Every line in the listing is to be echoed verbatim.

Dataset rows

══════════════════════════════

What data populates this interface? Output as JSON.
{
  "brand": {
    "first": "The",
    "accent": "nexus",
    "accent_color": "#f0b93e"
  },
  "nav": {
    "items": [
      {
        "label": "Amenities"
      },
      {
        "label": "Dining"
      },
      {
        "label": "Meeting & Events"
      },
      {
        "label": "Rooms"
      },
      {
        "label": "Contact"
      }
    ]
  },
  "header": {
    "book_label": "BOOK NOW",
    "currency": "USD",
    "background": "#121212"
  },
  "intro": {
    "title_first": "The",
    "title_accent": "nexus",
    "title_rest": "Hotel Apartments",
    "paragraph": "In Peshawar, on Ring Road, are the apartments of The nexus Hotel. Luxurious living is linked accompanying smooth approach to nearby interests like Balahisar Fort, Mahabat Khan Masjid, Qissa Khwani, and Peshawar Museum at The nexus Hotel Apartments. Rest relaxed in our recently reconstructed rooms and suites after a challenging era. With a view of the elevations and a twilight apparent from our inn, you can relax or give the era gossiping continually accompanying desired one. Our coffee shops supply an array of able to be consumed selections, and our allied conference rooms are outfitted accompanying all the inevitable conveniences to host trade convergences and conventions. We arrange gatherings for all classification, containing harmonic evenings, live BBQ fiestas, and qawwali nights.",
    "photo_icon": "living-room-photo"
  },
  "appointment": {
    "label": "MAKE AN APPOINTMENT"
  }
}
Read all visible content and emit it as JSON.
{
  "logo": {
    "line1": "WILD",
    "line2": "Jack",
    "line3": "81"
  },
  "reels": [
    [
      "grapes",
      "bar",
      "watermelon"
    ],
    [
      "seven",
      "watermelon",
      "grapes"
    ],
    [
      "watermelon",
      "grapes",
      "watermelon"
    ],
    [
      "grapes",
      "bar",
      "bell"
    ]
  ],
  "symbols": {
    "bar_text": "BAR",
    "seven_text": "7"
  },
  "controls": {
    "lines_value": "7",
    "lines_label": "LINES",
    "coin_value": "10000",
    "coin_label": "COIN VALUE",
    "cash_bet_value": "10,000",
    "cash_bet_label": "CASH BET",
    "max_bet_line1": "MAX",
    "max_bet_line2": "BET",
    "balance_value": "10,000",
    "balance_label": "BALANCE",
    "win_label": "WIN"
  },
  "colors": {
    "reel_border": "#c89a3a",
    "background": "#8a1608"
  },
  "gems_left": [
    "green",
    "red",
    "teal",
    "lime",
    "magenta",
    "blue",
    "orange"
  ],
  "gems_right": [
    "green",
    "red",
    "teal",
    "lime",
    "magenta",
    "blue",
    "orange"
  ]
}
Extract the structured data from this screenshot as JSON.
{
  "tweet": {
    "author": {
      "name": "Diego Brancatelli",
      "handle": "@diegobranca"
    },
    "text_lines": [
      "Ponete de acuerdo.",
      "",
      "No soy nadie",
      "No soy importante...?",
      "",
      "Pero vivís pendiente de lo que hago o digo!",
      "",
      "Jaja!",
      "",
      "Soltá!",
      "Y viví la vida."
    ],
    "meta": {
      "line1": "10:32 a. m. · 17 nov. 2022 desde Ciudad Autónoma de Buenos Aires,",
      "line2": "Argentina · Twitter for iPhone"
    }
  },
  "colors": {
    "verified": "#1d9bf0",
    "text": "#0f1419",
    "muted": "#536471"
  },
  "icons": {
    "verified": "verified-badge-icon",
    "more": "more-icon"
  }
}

══════════════════════════════

Task result:
What data populates this interface? Output as JSON.
{
  "brand": {
    "first": "The",
    "accent": "nexus",
    "accent_color": "#f0b93e"
  },
  "nav": {
    "items": [
      {
        "label": "Amenities"
      },
      {
        "label": "Dining"
      },
      {
        "label": "Meeting & Events"
      },
      {
        "label": "Rooms"
      },
      {
        "label": "Contact"
      }
    ]
  },
  "header": {
    "book_label": "BOOK NOW",
    "currency": "USD",
    "background": "#121212"
  },
  "intro": {
    "title_first": "The",
    "title_accent": "nexus",
    "title_rest": "Hotel Apartments",
    "paragraph": "In Peshawar, on Ring Road, are the apartments of The nexus Hotel. Luxurious living is linked accompanying smooth approach to nearby interests like Balahisar Fort, Mahabat Khan Masjid, Qissa Khwani, and Peshawar Museum at The nexus Hotel Apartments. Rest relaxed in our recently reconstructed rooms and suites after a challenging era. With a view of the elevations and a twilight apparent from our inn, you can relax or give the era gossiping continually accompanying desired one. Our coffee shops supply an array of able to be consumed selections, and our allied conference rooms are outfitted accompanying all the inevitable conveniences to host trade convergences and conventions. We arrange gatherings for all classification, containing harmonic evenings, live BBQ fiestas, and qawwali nights.",
    "photo_icon": "living-room-photo"
  },
  "appointment": {
    "label": "MAKE AN APPOINTMENT"
  }
}
Read all visible content and emit it as JSON.
{
  "logo": {
    "line1": "WILD",
    "line2": "Jack",
    "line3": "81"
  },
  "reels": [
    [
      "grapes",
      "bar",
      "watermelon"
    ],
    [
      "seven",
      "watermelon",
      "grapes"
    ],
    [
      "watermelon",
      "grapes",
      "watermelon"
    ],
    [
      "grapes",
      "bar",
      "bell"
    ]
  ],
  "symbols": {
    "bar_text": "BAR",
    "seven_text": "7"
  },
  "controls": {
    "lines_value": "7",
    "lines_label": "LINES",
    "coin_value": "10000",
    "coin_label": "COIN VALUE",
    "cash_bet_value": "10,000",
    "cash_bet_label": "CASH BET",
    "max_bet_line1": "MAX",
    "max_bet_line2": "BET",
    "balance_value": "10,000",
    "balance_label": "BALANCE",
    "win_label": "WIN"
  },
  "colors": {
    "reel_border": "#c89a3a",
    "background": "#8a1608"
  },
  "gems_left": [
    "green",
    "red",
    "teal",
    "lime",
    "magenta",
    "blue",
    "orange"
  ],
  "gems_right": [
    "green",
    "red",
    "teal",
    "lime",
    "magenta",
    "blue",
    "orange"
  ]
}
Extract the structured data from this screenshot as JSON.
{
  "tweet": {
    "author": {
      "name": "Diego Brancatelli",
      "handle": "@diegobranca"
    },
    "text_lines": [
      "Ponete de acuerdo.",
      "",
      "No soy nadie",
      "No soy importante...?",
      "",
      "Pero vivís pendiente de lo que hago o digo!",
      "",
      "Jaja!",
      "",
      "Soltá!",
      "Y viví la vida."
    ],
    "meta": {
      "line1": "10:32 a. m. · 17 nov. 2022 desde Ciudad Autónoma de Buenos Aires,",
      "line2": "Argentina · Twitter for iPhone"
    }
  },
  "colors": {
    "verified": "#1d9bf0",
    "text": "#0f1419",
    "muted": "#536471"
  },
  "icons": {
    "verified": "verified-badge-icon",
    "more": "more-icon"
  }
}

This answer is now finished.